Every line of the material below must be repeated exactly.

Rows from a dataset
* * * * * * * * *

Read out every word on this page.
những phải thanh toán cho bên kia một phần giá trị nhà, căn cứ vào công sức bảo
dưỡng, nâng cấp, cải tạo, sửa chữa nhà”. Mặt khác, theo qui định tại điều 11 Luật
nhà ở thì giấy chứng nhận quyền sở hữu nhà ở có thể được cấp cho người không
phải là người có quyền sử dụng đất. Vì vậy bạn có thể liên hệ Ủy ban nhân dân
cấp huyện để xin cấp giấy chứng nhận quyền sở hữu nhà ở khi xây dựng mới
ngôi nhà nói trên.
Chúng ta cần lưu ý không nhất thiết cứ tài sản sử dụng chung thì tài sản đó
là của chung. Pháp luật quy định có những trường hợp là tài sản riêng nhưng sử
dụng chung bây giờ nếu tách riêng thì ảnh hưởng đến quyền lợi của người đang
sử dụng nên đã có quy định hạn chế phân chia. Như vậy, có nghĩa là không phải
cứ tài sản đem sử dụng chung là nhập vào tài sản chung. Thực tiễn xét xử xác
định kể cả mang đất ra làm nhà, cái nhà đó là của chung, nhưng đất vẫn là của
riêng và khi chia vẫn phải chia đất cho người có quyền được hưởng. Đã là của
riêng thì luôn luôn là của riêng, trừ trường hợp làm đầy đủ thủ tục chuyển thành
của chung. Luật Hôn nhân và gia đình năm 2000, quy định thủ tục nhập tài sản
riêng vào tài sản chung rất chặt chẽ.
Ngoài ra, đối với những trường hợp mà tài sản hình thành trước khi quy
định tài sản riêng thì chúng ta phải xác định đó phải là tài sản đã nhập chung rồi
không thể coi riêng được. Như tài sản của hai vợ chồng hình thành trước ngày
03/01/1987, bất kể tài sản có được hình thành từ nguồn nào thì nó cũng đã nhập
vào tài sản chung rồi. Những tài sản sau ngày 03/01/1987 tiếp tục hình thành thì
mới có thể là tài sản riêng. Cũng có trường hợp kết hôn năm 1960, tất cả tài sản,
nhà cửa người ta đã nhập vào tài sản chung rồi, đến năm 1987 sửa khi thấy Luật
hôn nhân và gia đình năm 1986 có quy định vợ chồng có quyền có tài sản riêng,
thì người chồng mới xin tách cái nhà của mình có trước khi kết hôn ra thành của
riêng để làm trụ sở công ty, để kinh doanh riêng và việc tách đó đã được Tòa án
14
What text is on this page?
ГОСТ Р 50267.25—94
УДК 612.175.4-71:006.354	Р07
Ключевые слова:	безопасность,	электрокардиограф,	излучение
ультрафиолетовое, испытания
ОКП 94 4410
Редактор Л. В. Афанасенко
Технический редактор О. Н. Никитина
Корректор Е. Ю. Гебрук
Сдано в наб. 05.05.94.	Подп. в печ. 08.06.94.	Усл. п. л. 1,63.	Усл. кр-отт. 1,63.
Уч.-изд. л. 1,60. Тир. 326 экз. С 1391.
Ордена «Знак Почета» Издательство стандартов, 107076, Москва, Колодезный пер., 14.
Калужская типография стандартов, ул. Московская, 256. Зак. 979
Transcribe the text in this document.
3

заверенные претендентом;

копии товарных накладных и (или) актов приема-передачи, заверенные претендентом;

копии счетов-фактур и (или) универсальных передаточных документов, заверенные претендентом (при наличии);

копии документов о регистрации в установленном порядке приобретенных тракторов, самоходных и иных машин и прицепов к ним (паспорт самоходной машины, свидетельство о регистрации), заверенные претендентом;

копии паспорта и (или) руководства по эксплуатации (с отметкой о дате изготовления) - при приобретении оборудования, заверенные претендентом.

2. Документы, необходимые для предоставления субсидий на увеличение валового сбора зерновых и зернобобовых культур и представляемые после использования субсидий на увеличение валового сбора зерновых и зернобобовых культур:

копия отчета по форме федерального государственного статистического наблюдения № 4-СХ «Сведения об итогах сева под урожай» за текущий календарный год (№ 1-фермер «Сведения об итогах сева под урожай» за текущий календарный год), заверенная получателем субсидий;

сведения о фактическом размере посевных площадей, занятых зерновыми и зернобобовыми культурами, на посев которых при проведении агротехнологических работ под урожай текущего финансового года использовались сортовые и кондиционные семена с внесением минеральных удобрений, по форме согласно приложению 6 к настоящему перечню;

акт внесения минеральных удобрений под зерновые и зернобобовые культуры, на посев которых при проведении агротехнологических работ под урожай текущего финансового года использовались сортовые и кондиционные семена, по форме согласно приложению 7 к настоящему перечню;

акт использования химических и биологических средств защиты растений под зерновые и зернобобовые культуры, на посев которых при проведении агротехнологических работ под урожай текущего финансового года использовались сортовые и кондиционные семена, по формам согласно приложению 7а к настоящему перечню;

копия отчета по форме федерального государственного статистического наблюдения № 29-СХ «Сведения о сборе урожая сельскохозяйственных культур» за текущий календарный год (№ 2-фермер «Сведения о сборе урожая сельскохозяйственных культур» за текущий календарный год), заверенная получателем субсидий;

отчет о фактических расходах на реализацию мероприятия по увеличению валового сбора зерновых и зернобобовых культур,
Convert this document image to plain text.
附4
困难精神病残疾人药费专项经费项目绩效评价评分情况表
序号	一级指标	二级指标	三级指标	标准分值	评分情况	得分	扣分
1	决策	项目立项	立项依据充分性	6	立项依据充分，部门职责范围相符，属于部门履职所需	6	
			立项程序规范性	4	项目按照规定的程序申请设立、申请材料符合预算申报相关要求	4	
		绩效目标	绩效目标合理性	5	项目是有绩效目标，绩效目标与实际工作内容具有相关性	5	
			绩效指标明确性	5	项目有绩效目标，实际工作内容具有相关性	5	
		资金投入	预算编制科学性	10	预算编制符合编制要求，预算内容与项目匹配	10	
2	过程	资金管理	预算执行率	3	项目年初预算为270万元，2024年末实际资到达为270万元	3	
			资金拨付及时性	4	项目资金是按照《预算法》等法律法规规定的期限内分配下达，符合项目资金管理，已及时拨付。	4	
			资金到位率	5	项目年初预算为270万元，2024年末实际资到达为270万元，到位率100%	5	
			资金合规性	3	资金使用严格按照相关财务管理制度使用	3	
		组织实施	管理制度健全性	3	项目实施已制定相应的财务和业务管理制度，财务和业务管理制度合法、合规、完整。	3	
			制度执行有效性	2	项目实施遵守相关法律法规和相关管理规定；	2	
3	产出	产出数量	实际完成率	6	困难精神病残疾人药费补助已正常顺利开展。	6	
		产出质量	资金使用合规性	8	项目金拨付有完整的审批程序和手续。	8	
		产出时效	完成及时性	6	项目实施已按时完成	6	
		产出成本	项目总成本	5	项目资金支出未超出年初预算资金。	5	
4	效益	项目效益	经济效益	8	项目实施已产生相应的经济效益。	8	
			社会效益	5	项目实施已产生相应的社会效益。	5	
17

* * * * * * * * *

SOLUTION TO THIS PROBLEM
Read out every word on this page.
những phải thanh toán cho bên kia một phần giá trị nhà, căn cứ vào công sức bảo
dưỡng, nâng cấp, cải tạo, sửa chữa nhà”. Mặt khác, theo qui định tại điều 11 Luật
nhà ở thì giấy chứng nhận quyền sở hữu nhà ở có thể được cấp cho người không
phải là người có quyền sử dụng đất. Vì vậy bạn có thể liên hệ Ủy ban nhân dân
cấp huyện để xin cấp giấy chứng nhận quyền sở hữu nhà ở khi xây dựng mới
ngôi nhà nói trên.
Chúng ta cần lưu ý không nhất thiết cứ tài sản sử dụng chung thì tài sản đó
là của chung. Pháp luật quy định có những trường hợp là tài sản riêng nhưng sử
dụng chung bây giờ nếu tách riêng thì ảnh hưởng đến quyền lợi của người đang
sử dụng nên đã có quy định hạn chế phân chia. Như vậy, có nghĩa là không phải
cứ tài sản đem sử dụng chung là nhập vào tài sản chung. Thực tiễn xét xử xác
định kể cả mang đất ra làm nhà, cái nhà đó là của chung, nhưng đất vẫn là của
riêng và khi chia vẫn phải chia đất cho người có quyền được hưởng. Đã là của
riêng thì luôn luôn là của riêng, trừ trường hợp làm đầy đủ thủ tục chuyển thành
của chung. Luật Hôn nhân và gia đình năm 2000, quy định thủ tục nhập tài sản
riêng vào tài sản chung rất chặt chẽ.
Ngoài ra, đối với những trường hợp mà tài sản hình thành trước khi quy
định tài sản riêng thì chúng ta phải xác định đó phải là tài sản đã nhập chung rồi
không thể coi riêng được. Như tài sản của hai vợ chồng hình thành trước ngày
03/01/1987, bất kể tài sản có được hình thành từ nguồn nào thì nó cũng đã nhập
vào tài sản chung rồi. Những tài sản sau ngày 03/01/1987 tiếp tục hình thành thì
mới có thể là tài sản riêng. Cũng có trường hợp kết hôn năm 1960, tất cả tài sản,
nhà cửa người ta đã nhập vào tài sản chung rồi, đến năm 1987 sửa khi thấy Luật
hôn nhân và gia đình năm 1986 có quy định vợ chồng có quyền có tài sản riêng,
thì người chồng mới xin tách cái nhà của mình có trước khi kết hôn ra thành của
riêng để làm trụ sở công ty, để kinh doanh riêng và việc tách đó đã được Tòa án
14
What text is on this page?
ГОСТ Р 50267.25—94
УДК 612.175.4-71:006.354	Р07
Ключевые слова:	безопасность,	электрокардиограф,	излучение
ультрафиолетовое, испытания
ОКП 94 4410
Редактор Л. В. Афанасенко
Технический редактор О. Н. Никитина
Корректор Е. Ю. Гебрук
Сдано в наб. 05.05.94.	Подп. в печ. 08.06.94.	Усл. п. л. 1,63.	Усл. кр-отт. 1,63.
Уч.-изд. л. 1,60. Тир. 326 экз. С 1391.
Ордена «Знак Почета» Издательство стандартов, 107076, Москва, Колодезный пер., 14.
Калужская типография стандартов, ул. Московская, 256. Зак. 979
Transcribe the text in this document.
3

заверенные претендентом;

копии товарных накладных и (или) актов приема-передачи, заверенные претендентом;

копии счетов-фактур и (или) универсальных передаточных документов, заверенные претендентом (при наличии);

копии документов о регистрации в установленном порядке приобретенных тракторов, самоходных и иных машин и прицепов к ним (паспорт самоходной машины, свидетельство о регистрации), заверенные претендентом;

копии паспорта и (или) руководства по эксплуатации (с отметкой о дате изготовления) - при приобретении оборудования, заверенные претендентом.

2. Документы, необходимые для предоставления субсидий на увеличение валового сбора зерновых и зернобобовых культур и представляемые после использования субсидий на увеличение валового сбора зерновых и зернобобовых культур:

копия отчета по форме федерального государственного статистического наблюдения № 4-СХ «Сведения об итогах сева под урожай» за текущий календарный год (№ 1-фермер «Сведения об итогах сева под урожай» за текущий календарный год), заверенная получателем субсидий;

сведения о фактическом размере посевных площадей, занятых зерновыми и зернобобовыми культурами, на посев которых при проведении агротехнологических работ под урожай текущего финансового года использовались сортовые и кондиционные семена с внесением минеральных удобрений, по форме согласно приложению 6 к настоящему перечню;

акт внесения минеральных удобрений под зерновые и зернобобовые культуры, на посев которых при проведении агротехнологических работ под урожай текущего финансового года использовались сортовые и кондиционные семена, по форме согласно приложению 7 к настоящему перечню;

акт использования химических и биологических средств защиты растений под зерновые и зернобобовые культуры, на посев которых при проведении агротехнологических работ под урожай текущего финансового года использовались сортовые и кондиционные семена, по формам согласно приложению 7а к настоящему перечню;

копия отчета по форме федерального государственного статистического наблюдения № 29-СХ «Сведения о сборе урожая сельскохозяйственных культур» за текущий календарный год (№ 2-фермер «Сведения о сборе урожая сельскохозяйственных культур» за текущий календарный год), заверенная получателем субсидий;

отчет о фактических расходах на реализацию мероприятия по увеличению валового сбора зерновых и зернобобовых культур,
Convert this document image to plain text.
附4
困难精神病残疾人药费专项经费项目绩效评价评分情况表
序号	一级指标	二级指标	三级指标	标准分值	评分情况	得分	扣分
1	决策	项目立项	立项依据充分性	6	立项依据充分，部门职责范围相符，属于部门履职所需	6	
			立项程序规范性	4	项目按照规定的程序申请设立、申请材料符合预算申报相关要求	4	
		绩效目标	绩效目标合理性	5	项目是有绩效目标，绩效目标与实际工作内容具有相关性	5	
			绩效指标明确性	5	项目有绩效目标，实际工作内容具有相关性	5	
		资金投入	预算编制科学性	10	预算编制符合编制要求，预算内容与项目匹配	10	
2	过程	资金管理	预算执行率	3	项目年初预算为270万元，2024年末实际资到达为270万元	3	
			资金拨付及时性	4	项目资金是按照《预算法》等法律法规规定的期限内分配下达，符合项目资金管理，已及时拨付。	4	
			资金到位率	5	项目年初预算为270万元，2024年末实际资到达为270万元，到位率100%	5	
			资金合规性	3	资金使用严格按照相关财务管理制度使用	3	
		组织实施	管理制度健全性	3	项目实施已制定相应的财务和业务管理制度，财务和业务管理制度合法、合规、完整。	3	
			制度执行有效性	2	项目实施遵守相关法律法规和相关管理规定；	2	
3	产出	产出数量	实际完成率	6	困难精神病残疾人药费补助已正常顺利开展。	6	
		产出质量	资金使用合规性	8	项目金拨付有完整的审批程序和手续。	8	
		产出时效	完成及时性	6	项目实施已按时完成	6	
		产出成本	项目总成本	5	项目资金支出未超出年初预算资金。	5	
4	效益	项目效益	经济效益	8	项目实施已产生相应的经济效益。	8	
			社会效益	5	项目实施已产生相应的社会效益。	5	
17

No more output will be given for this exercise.